**WRITTEN PROBLEM:** Wherever a line below holds the word "contact", copy that line.

(Dataset entries)
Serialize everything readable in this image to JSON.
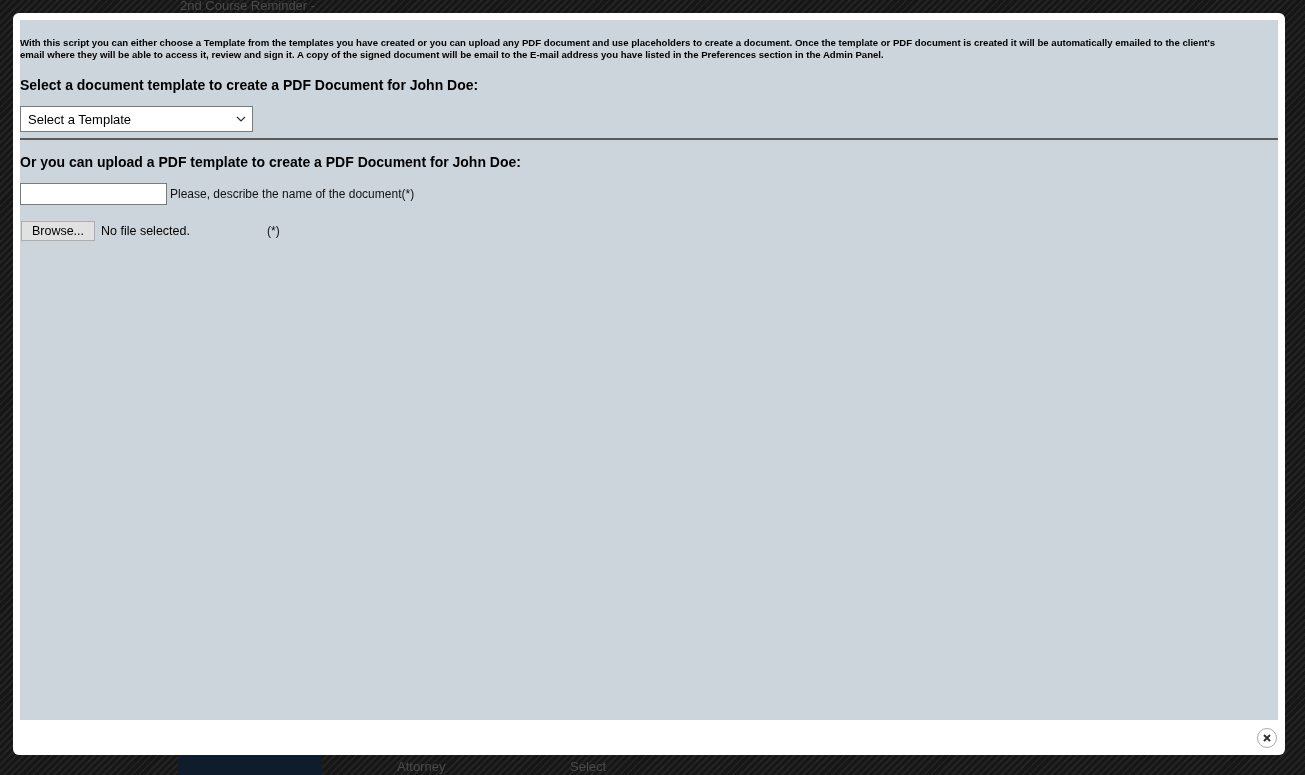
{
  "background": {
    "top_label": "2nd Course Reminder -",
    "bottom_labels": [
      "Attorney",
      "Select"
    ]
  },
  "dialog": {
    "intro": "With this script you can either choose a Template from the templates you have created or you can upload any PDF document and use placeholders to create a document. Once the template or PDF document is created it will be automatically emailed to the client's email where they will be able to access it, review and sign it. A copy of the signed document will be email to the E-mail address you have listed in the Preferences section in the Admin Panel.",
    "template_heading": "Select a document template to create a PDF Document for John Doe:",
    "template_select": {
      "value": "Select a Template"
    },
    "upload_heading": "Or you can upload a PDF template to create a PDF Document for John Doe:",
    "name_field": {
      "label": "Please, describe the name of the document(*)"
    },
    "file_input": {
      "button": "Browse...",
      "status": "No file selected.",
      "required_mark": "(*)"
    }
  }
}
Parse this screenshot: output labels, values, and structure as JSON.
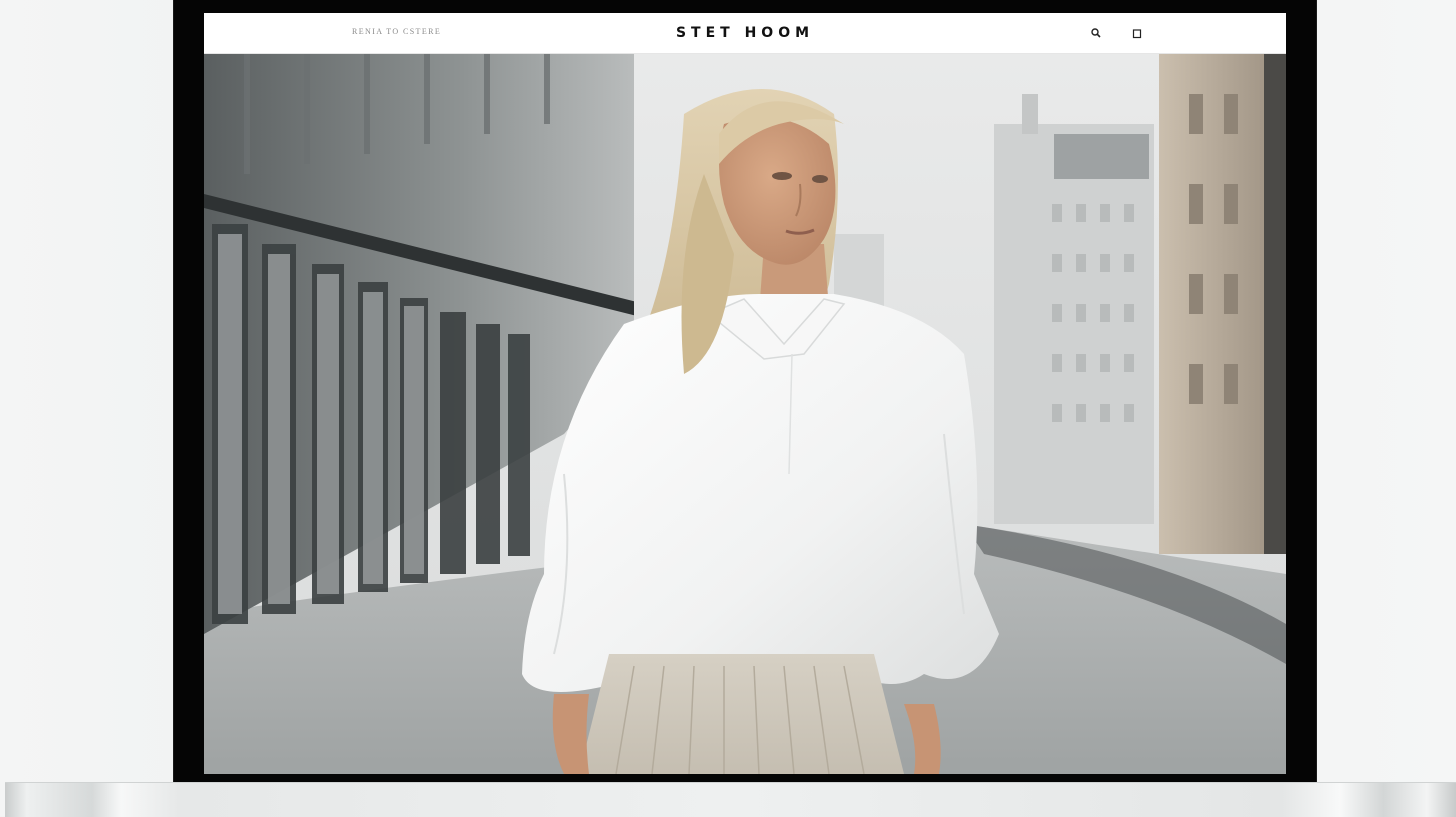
{
  "site": {
    "nav_link": "RENIA TO CSTERE",
    "logo": "STET HOOM"
  },
  "icons": {
    "search": "search-icon",
    "bag": "bag-icon"
  },
  "hero": {
    "image": "fashion-model-white-shirt-street-photo"
  },
  "colors": {
    "bezel": "#050505",
    "header_bg": "#ffffff",
    "logo_text": "#111111"
  }
}
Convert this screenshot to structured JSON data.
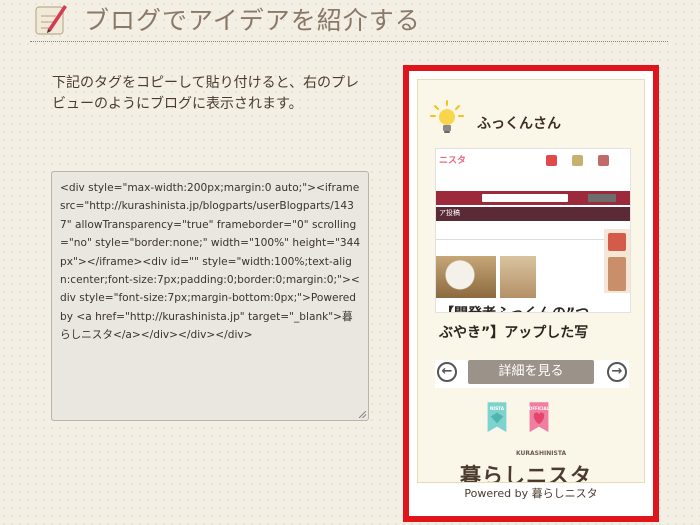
{
  "header": {
    "title": "ブログでアイデアを紹介する",
    "icon": "notepad-pencil-icon"
  },
  "intro": {
    "text": "下記のタグをコピーして貼り付けると、右のプレビューのようにブログに表示されます。"
  },
  "code": {
    "snippet": "<div style=\"max-width:200px;margin:0 auto;\"><iframe src=\"http://kurashinista.jp/blogparts/userBlogparts/1437\" allowTransparency=\"true\" frameborder=\"0\" scrolling=\"no\" style=\"border:none;\" width=\"100%\" height=\"344px\"></iframe><div id=\"\" style=\"width:100%;text-align:center;font-size:7px;padding:0;border:0;margin:0;\"><div style=\"font-size:7px;margin-bottom:0px;\">Powered by <a href=\"http://kurashinista.jp\" target=\"_blank\">暮らしニスタ</a></div></div></div>"
  },
  "preview": {
    "username": "ふっくんさん",
    "user_icon": "lightbulb-icon",
    "screenshot": {
      "logo": "ニスタ",
      "nav": "ア投稿",
      "headline_line1": "【開発者ふっくんの”つ",
      "headline_line2": "ぶやき”】アップした写"
    },
    "detail_label": "詳細を見る",
    "badges": [
      "NISTA",
      "OFFICIAL"
    ],
    "brand": {
      "name": "暮らしニスタ",
      "latin": "KURASHINISTA"
    },
    "powered_by": "Powered by 暮らしニスタ"
  },
  "colors": {
    "frame": "#e0141b",
    "accent": "#9c2a3b",
    "background": "#f3efe4"
  }
}
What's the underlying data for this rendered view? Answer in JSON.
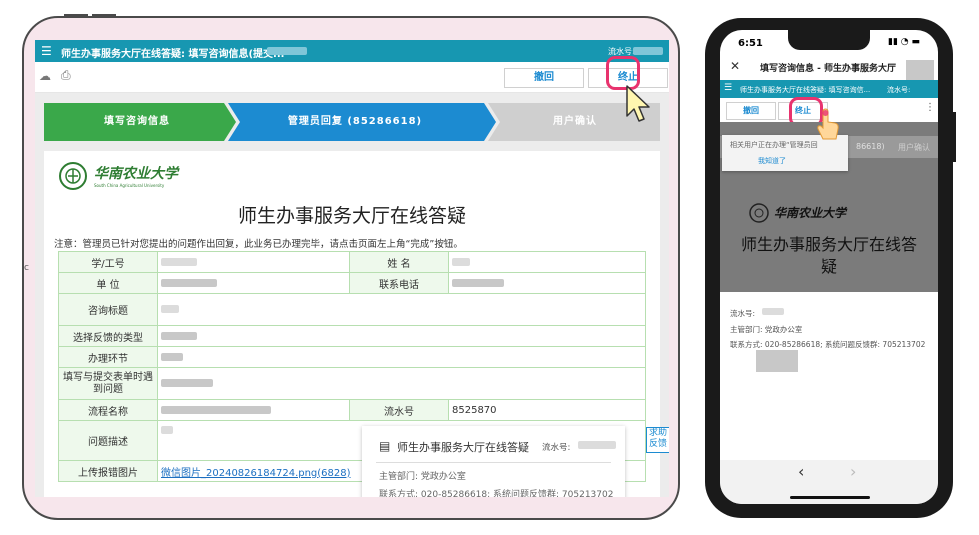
{
  "tablet": {
    "window_title": "师生办事服务大厅在线答疑: 填写咨询信息(提交...",
    "serial_label": "流水号:",
    "toolbar": {
      "back_label": "撤回",
      "stop_label": "终止"
    },
    "steps": [
      {
        "label": "填写咨询信息",
        "color": "#3aa84a"
      },
      {
        "label": "管理员回复 (85286618)",
        "color": "#1c8bd1"
      },
      {
        "label": "用户确认",
        "color": "#cfcfcf"
      }
    ],
    "logo_cn": "华南农业大学",
    "logo_en": "South China Agricultural University",
    "page_title": "师生办事服务大厅在线答疑",
    "notice": "注意：管理员已针对您提出的问题作出回复，此业务已办理完毕，请点击页面左上角“完成”按钮。",
    "form": {
      "student_id": "学/工号",
      "name": "姓    名",
      "unit": "单    位",
      "phone": "联系电话",
      "topic": "咨询标题",
      "feedback_type": "选择反馈的类型",
      "step": "办理环节",
      "problem_time": "填写与提交表单时遇到问题",
      "process_name": "流程名称",
      "serial_no": "流水号",
      "serial_no_value": "8525870",
      "description": "问题描述",
      "upload": "上传报错图片",
      "upload_file": "微信图片_20240826184724.png(6828)"
    },
    "help_label": "求助反馈",
    "popup": {
      "title": "师生办事服务大厅在线答疑",
      "serial_label": "流水号:",
      "dept": "主管部门: 党政办公室",
      "contact": "联系方式: 020-85286618; 系统问题反馈群: 705213702"
    }
  },
  "phone": {
    "time": "6:51",
    "title": "填写咨询信息 - 师生办事服务大厅",
    "subtitle": "师生办事服务大厅在线答疑: 填写咨询信...",
    "subtitle_serial": "流水号:",
    "toolbar": {
      "back_label": "撤回",
      "stop_label": "终止"
    },
    "toast_text": "相关用户正在办理“管理员回",
    "toast_button": "我知道了",
    "step_text": "86618)",
    "step3_text": "用户确认",
    "logo_cn": "华南农业大学",
    "page_title": "师生办事服务大厅在线答疑",
    "serial_label": "流水号:",
    "dept": "主管部门: 党政办公室",
    "contact": "联系方式: 020-85286618; 系统问题反馈群: 705213702",
    "nav_back": "‹",
    "nav_fwd": "›"
  },
  "colors": {
    "teal": "#1797b1",
    "green": "#3aa84a",
    "blue": "#1c8bd1",
    "highlight": "#e8336e"
  }
}
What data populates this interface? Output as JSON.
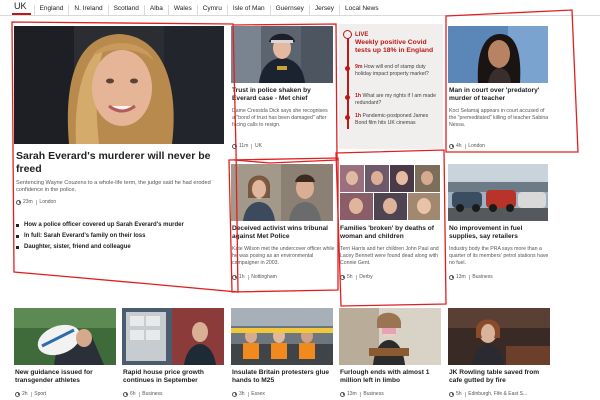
{
  "nav": {
    "current": "UK",
    "items": [
      "England",
      "N. Ireland",
      "Scotland",
      "Alba",
      "Wales",
      "Cymru",
      "Isle of Man",
      "Guernsey",
      "Jersey",
      "Local News"
    ]
  },
  "main_story": {
    "headline": "Sarah Everard's murderer will never be freed",
    "summary": "Sentencing Wayne Couzens to a whole-life term, the judge said he had eroded confidence in the police.",
    "time": "23m",
    "section": "London",
    "related": [
      "How a police officer covered up Sarah Everard's murder",
      "In full: Sarah Everard's family on their loss",
      "Daughter, sister, friend and colleague"
    ]
  },
  "story_trust": {
    "headline": "Trust in police shaken by Everard case - Met chief",
    "summary": "Dame Cressida Dick says she recognises a \"bond of trust has been damaged\" after facing calls to resign.",
    "time": "11m",
    "section": "UK"
  },
  "live": {
    "label": "LIVE",
    "title": "Weekly positive Covid tests up 18% in England",
    "updates": [
      {
        "time": "9m",
        "text": "How will end of stamp duty holiday impact property market?"
      },
      {
        "time": "1h",
        "text": "What are my rights if I am made redundant?"
      },
      {
        "time": "1h",
        "text": "Pandemic-postponed James Bond film hits UK cinemas"
      }
    ]
  },
  "story_court": {
    "headline": "Man in court over 'predatory' murder of teacher",
    "summary": "Koci Selamaj appears in court accused of the \"premeditated\" killing of teacher Sabina Nessa.",
    "time": "4h",
    "section": "London"
  },
  "story_activist": {
    "headline": "Deceived activist wins tribunal against Met Police",
    "summary": "Kate Wilson met the undercover officer while he was posing as an environmental campaigner in 2003.",
    "time": "1h",
    "section": "Nottingham"
  },
  "story_families": {
    "headline": "Families 'broken' by deaths of woman and children",
    "summary": "Terri Harris and her children John Paul and Lacey Bennett were found dead along with Connie Gent.",
    "time": "5h",
    "section": "Derby"
  },
  "story_fuel": {
    "headline": "No improvement in fuel supplies, say retailers",
    "summary": "Industry body the PRA says more than a quarter of its members' petrol stations have no fuel.",
    "time": "13m",
    "section": "Business"
  },
  "bottom": [
    {
      "headline": "New guidance issued for transgender athletes",
      "time": "2h",
      "section": "Sport"
    },
    {
      "headline": "Rapid house price growth continues in September",
      "time": "6h",
      "section": "Business"
    },
    {
      "headline": "Insulate Britain protesters glue hands to M25",
      "time": "3h",
      "section": "Essex"
    },
    {
      "headline": "Furlough ends with almost 1 million left in limbo",
      "time": "13m",
      "section": "Business"
    },
    {
      "headline": "JK Rowling table saved from cafe gutted by fire",
      "time": "5h",
      "section": "Edinburgh, Fife & East S..."
    }
  ],
  "colors": {
    "bbc_red": "#bb1919",
    "annotation_red": "#e02020",
    "live_panel_bg": "#f1efed"
  }
}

**WRITTEN SOLUTION:**
      "contact": "联系方式: 020-85286618; 系统问题反馈群: 705213702"
    "contact": "联系方式: 020-85286618; 系统问题反馈群: 705213702",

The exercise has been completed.